Task: Locate the string "Intro" throughout the material and copy every line in which it occurs.

Saved entries
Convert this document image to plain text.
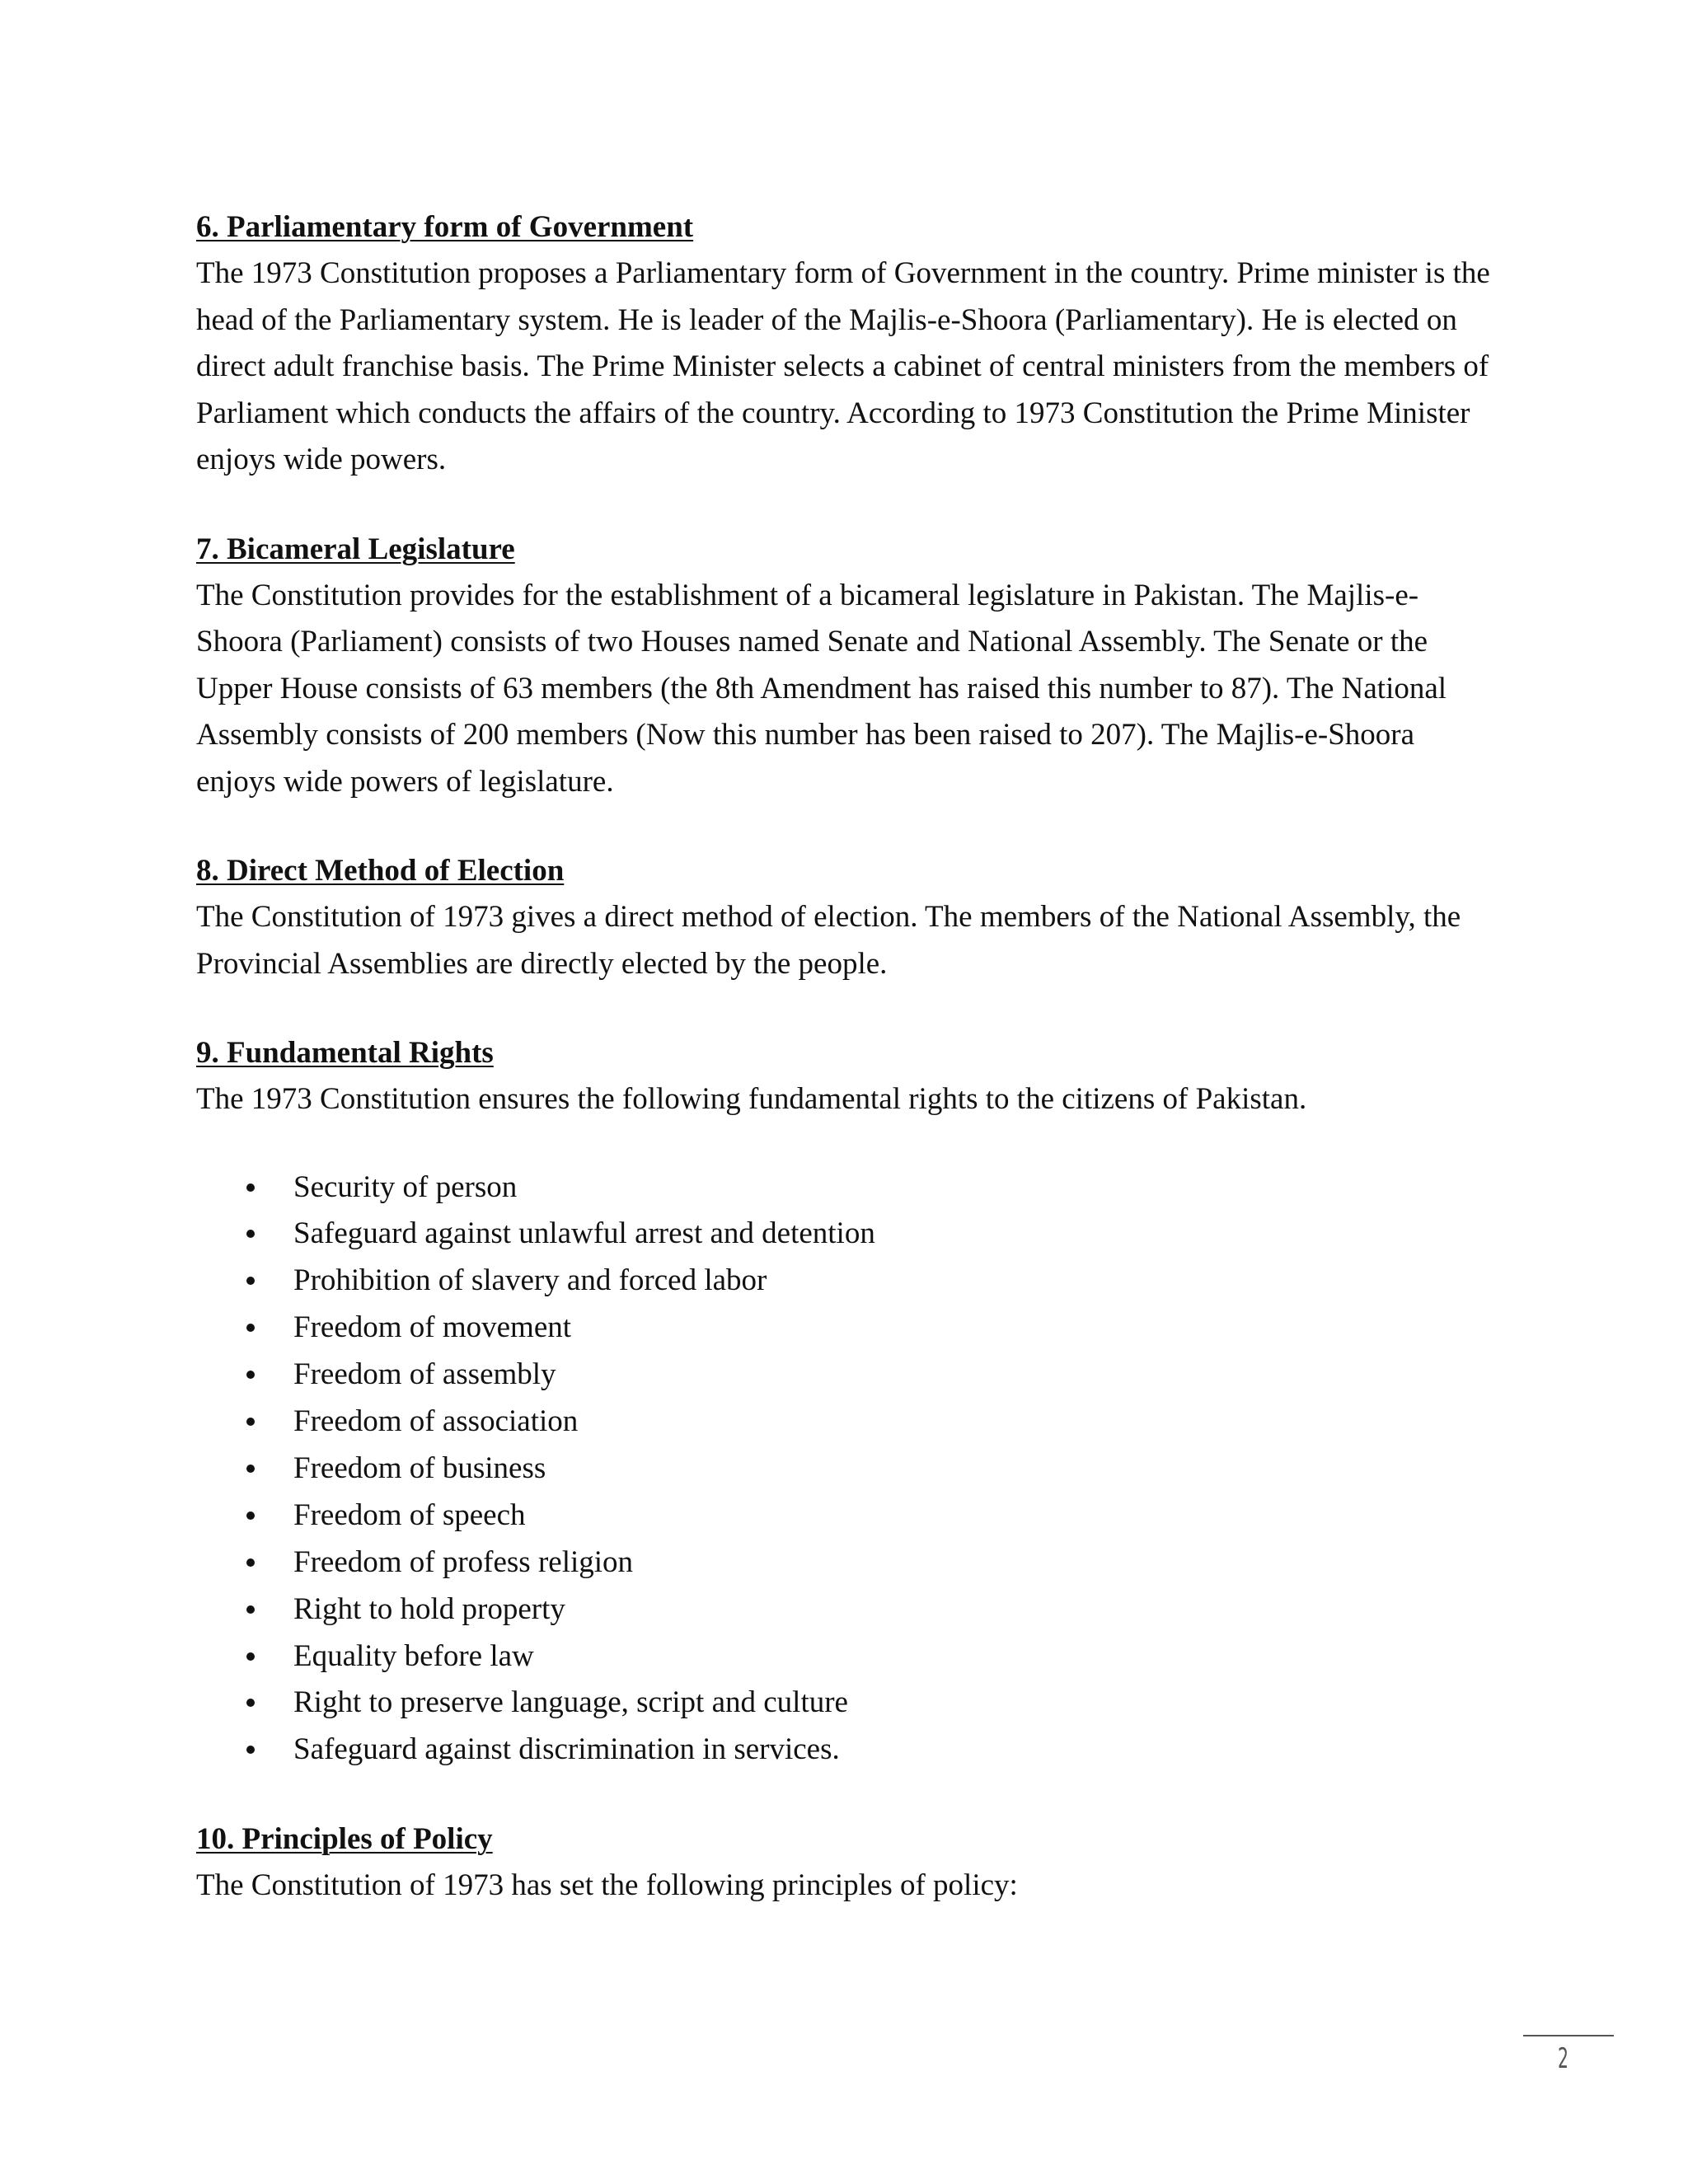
6. Parliamentary form of Government

The 1973 Constitution proposes a Parliamentary form of Government in the country. Prime minister is the head of the Parliamentary system. He is leader of the Majlis-e-Shoora (Parliamentary). He is elected on direct adult franchise basis. The Prime Minister selects a cabinet of central ministers from the members of Parliament which conducts the affairs of the country. According to 1973 Constitution the Prime Minister enjoys wide powers.

7. Bicameral Legislature

The Constitution provides for the establishment of a bicameral legislature in Pakistan. The Majlis-e-Shoora (Parliament) consists of two Houses named Senate and National Assembly. The Senate or the Upper House consists of 63 members (the 8th Amendment has raised this number to 87). The National Assembly consists of 200 members (Now this number has been raised to 207). The Majlis-e-Shoora enjoys wide powers of legislature.

8. Direct Method of Election

The Constitution of 1973 gives a direct method of election. The members of the National Assembly, the Provincial Assemblies are directly elected by the people.

9. Fundamental Rights

The 1973 Constitution ensures the following fundamental rights to the citizens of Pakistan.

Security of person
Safeguard against unlawful arrest and detention
Prohibition of slavery and forced labor
Freedom of movement
Freedom of assembly
Freedom of association
Freedom of business
Freedom of speech
Freedom of profess religion
Right to hold property
Equality before law
Right to preserve language, script and culture
Safeguard against discrimination in services.

10. Principles of Policy

The Constitution of 1973 has set the following principles of policy:

2
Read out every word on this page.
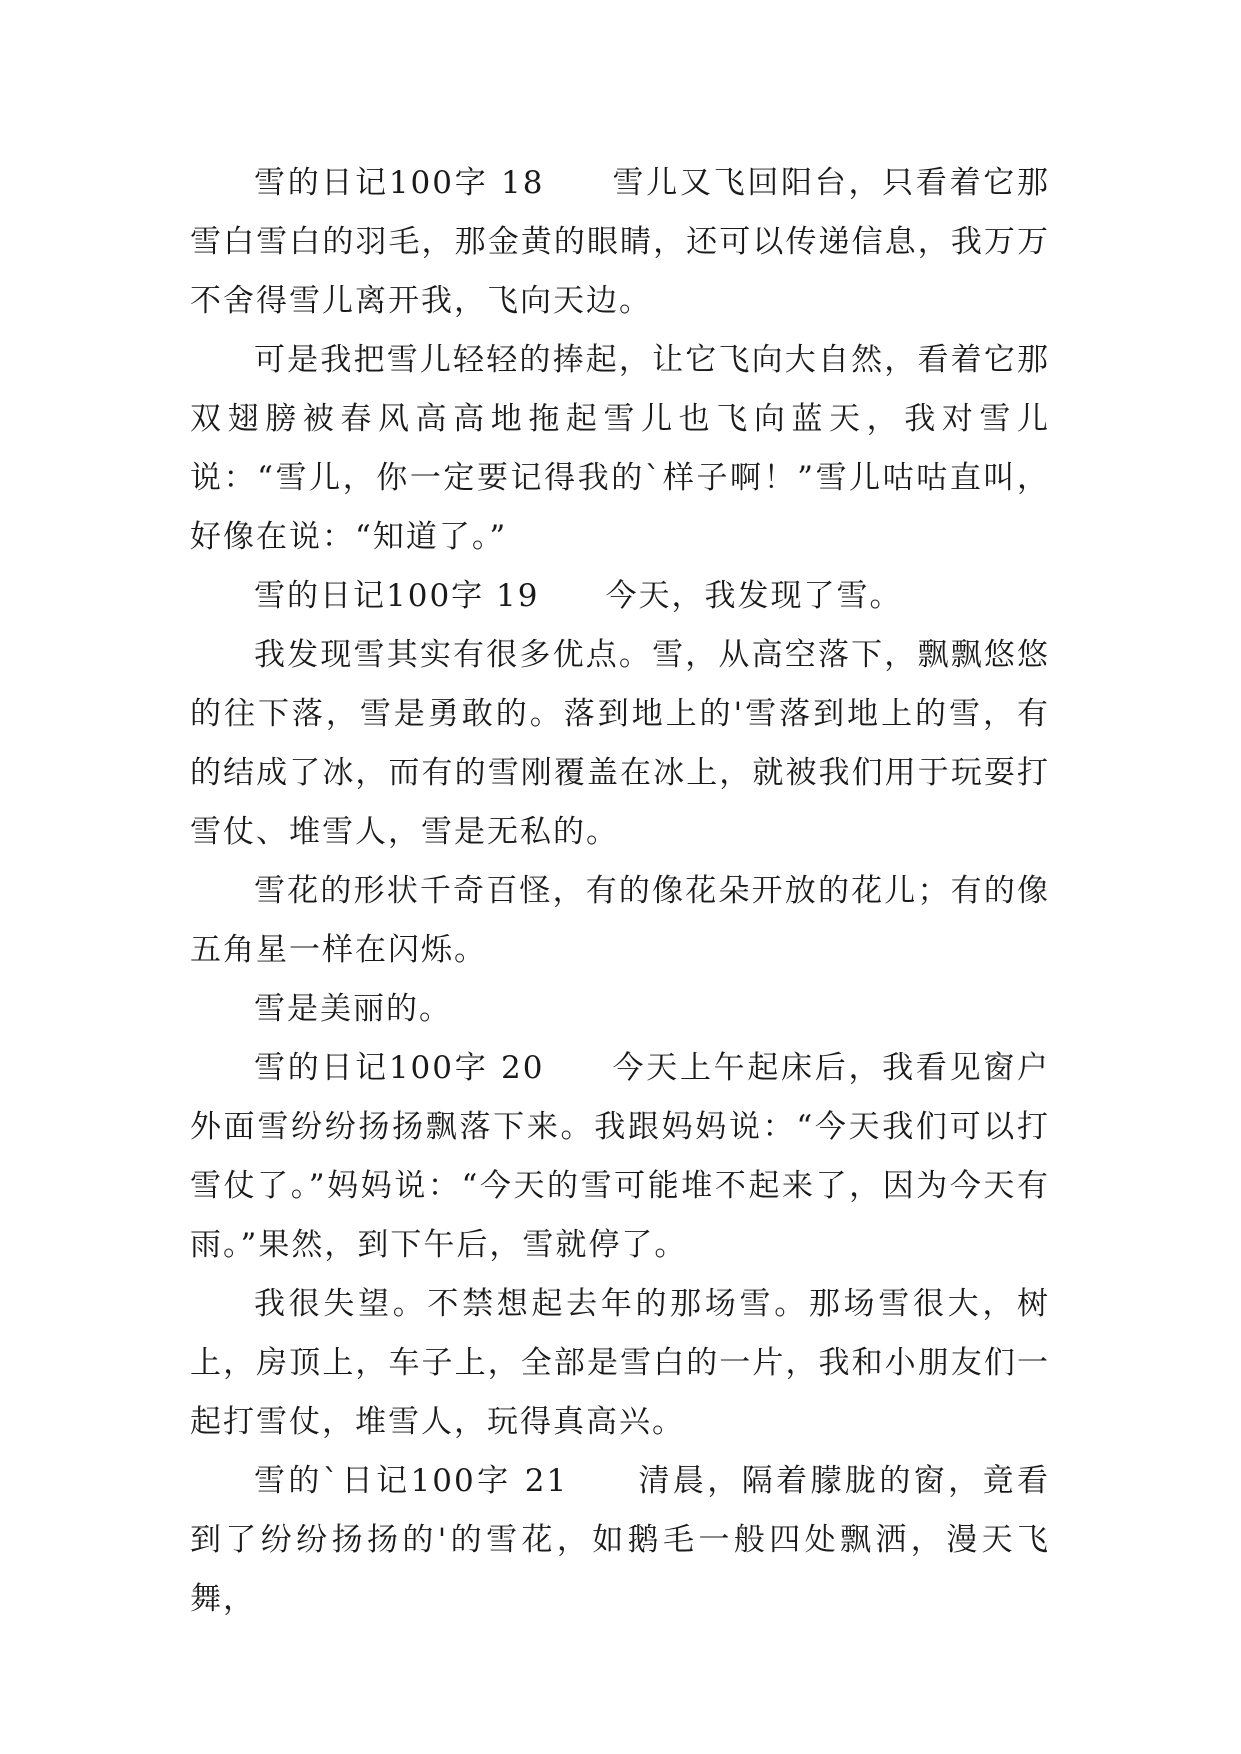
雪的日记100字 18　　雪儿又飞回阳台，只看着它那雪白雪白的羽毛，那金黄的眼睛，还可以传递信息，我万万不舍得雪儿离开我，飞向天边。

可是我把雪儿轻轻的捧起，让它飞向大自然，看着它那双翅膀被春风高高地拖起雪儿也飞向蓝天，我对雪儿说：“雪儿，你一定要记得我的`样子啊！”雪儿咕咕直叫，好像在说：“知道了。”

雪的日记100字 19　　今天，我发现了雪。

我发现雪其实有很多优点。雪，从高空落下，飘飘悠悠的往下落，雪是勇敢的。落到地上的'雪落到地上的雪，有的结成了冰，而有的雪刚覆盖在冰上，就被我们用于玩耍打雪仗、堆雪人，雪是无私的。

雪花的形状千奇百怪，有的像花朵开放的花儿；有的像五角星一样在闪烁。

雪是美丽的。

雪的日记100字 20　　今天上午起床后，我看见窗户外面雪纷纷扬扬飘落下来。我跟妈妈说：“今天我们可以打雪仗了。”妈妈说：“今天的雪可能堆不起来了，因为今天有雨。”果然，到下午后，雪就停了。

我很失望。不禁想起去年的那场雪。那场雪很大，树上，房顶上，车子上，全部是雪白的一片，我和小朋友们一起打雪仗，堆雪人，玩得真高兴。

雪的`日记100字 21　　清晨，隔着朦胧的窗，竟看到了纷纷扬扬的'的雪花，如鹅毛一般四处飘洒，漫天飞舞，
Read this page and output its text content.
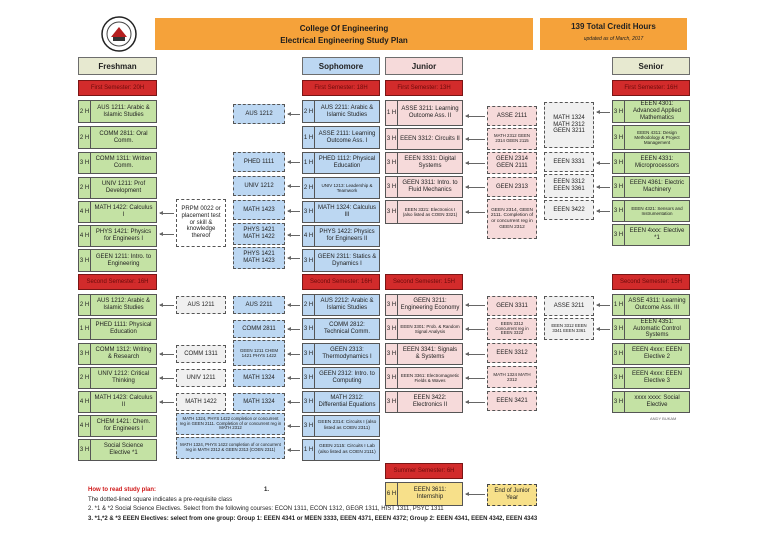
College Of Engineering
Electrical Engineering Study Plan
139 Total Credit Hours
updated as of March, 2017
Freshman	Sophomore	Junior	Senior
First Semester: 20H	First Semester: 18H	First Semester: 13H	First Semester: 16H
Second Semester: 16H	Second Semester: 16H	Second Semester: 15H	Second Semester: 15H
Summer Semester: 6H
2 H
AUS 1211: Arabic & Islamic Studies
2 H
COMM 2811: Oral Comm.
3 H
COMM 1311: Written Comm.
2 H
UNIV 1211: Prof Development
4 H
MATH 1422: Calculus I
4 H
PHYS 1421: Physics for Engineers I
3 H
GEEN 1211: Intro. to Engineering
2 H
AUS 1212: Arabic & Islamic Studies
1 H
PHED 1111: Physical Education
3 H
COMM 1312: Writing & Research
2 H
UNIV 1212: Critical Thinking
4 H
MATH 1423: Calculus II
4 H
CHEM 1421: Chem. for Engineers I
3 H
Social Science Elective *1
PRPM 0022 or placement test or skill & knowledge thereof
AUS 1212
PHED 1111
UNIV 1212
MATH 1423
PHYS 1421 MATH 1422
PHYS 1421 MATH 1423
AUS 1211
COMM 1311
UNIV 1211
MATH 1422
AUS 2211
COMM 2811
GEEN 1211 CHEM 1421 PHYS 1422
MATH 1324
MATH 1324
MATH 1324, PHYS 1422 completion or concurrent reg in GEEN 2111. Completion of or concurrent reg in MATH 2312
MATH 1324, PHYS 1422 completion of or concurrent reg in MATH 2312 & GEEN 2313 (COEN 2311)
2 H
AUS 2211: Arabic & Islamic Studies
1 H
ASSE 2111: Learning Outcome Ass. I
1 H
PHED 1112: Physical Education
2 H	UNIV 1213: Leadership & Teamwork
3 H
MATH 1324: Calculus III
4 H
PHYS 1422: Physics for Engineers II
3 H
GEEN 2311: Statics & Dynamics I
2 H
AUS 2212: Arabic & Islamic Studies
3 H
COMM 2812: Technical Comm.
3 H
GEEN 2313: Thermodynamics I
3 H
GEEN 2312: Intro. to Computing
3 H
MATH 2312: Differential Equations
3 H
GEEN 2314: Circuits I (also listed as COEN 2311)
1 H
GEEN 2115: Circuits I Lab (also listed as COEN 2111)
1 H
ASSE 3211: Learning Outcome Ass. II
3 H EEEN 3312: Circuits II
3 H
EEEN 3331: Digital Systems
3 H
GEEN 3311: Intro. to Fluid Mechanics
3 H	EEEN 3321: Electronics I (also listed as COEN 3321)
3 H
GEEN 3211: Engineering Economy
3 H EEEN 3301: Prob. & Random Signal Analysis
3 H
EEEN 3341: Signals & Systems
3 H	EEEN 3361: Electromagnetic Fields & Waves
3 H
EEEN 3422: Electronics II
ASSE 2111
MATH 2312 GEEN 2314 GEEN 2115
GEEN 2314 GEEN 2111
GEEN 2313
GEEN 2314, GEEN 2111. Completion of or concurrent reg in GEEN 2312
GEEN 3311
EEEN 3312 Concurrent reg in EEEN 3322
EEEN 3312
MATH 1324 MATH 2312
EEEN 3421
6 H
EEEN 3611: Internship
End of Junior Year
MATH 1324 MATH 2312 GEEN 3211
EEEN 3331
EEEN 3312 EEEN 3361
EEEN 3422
ASSE 3211
EEEN 3312 EEEN 3341 EEEN 3361
3 H
EEEN 4301: Advanced Applied Mathematics
3 H
EEEN 4311: Design Methodology & Project Management
3 H
EEEN 4331: Microprocessors
3 H
EEEN 4361: Electric Machinery
3 H	EEEN 4321: Sensors and Instrumentation
3 H
EEEN 4xxx: Elective *1
1 H
ASSE 4311: Learning Outcome Ass. III
3 H
EEEN 4351: Automatic Control Systems
3 H
EEEN 4xxx: EEEN Elective 2
3 H
EEEN 4xxx: EEEN Elective 3
3 H
xxxx xxxx: Social Elective
ANDY BUKAM
How to read study plan:	1.
The dotted-lined square indicates a pre-requisite class
2. *1 & *2 Social Science Electives. Select from the following courses: ECON 1311, ECON 1312, GEGR 1311, HIST 1311, PSYC 1311
3. *1,*2 & *3 EEEN Electives: select from one group: Group 1: EEEN 4341 or MEEN 3333, EEEN 4371, EEEN 4372; Group 2: EEEN 4341, EEEN 4342, EEEN 4343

Completed exercise:
GEEN 1211: Intro. to Engineering
GEEN 2312: Intro. to Computing
GEEN 3311: Intro. to Fluid Mechanics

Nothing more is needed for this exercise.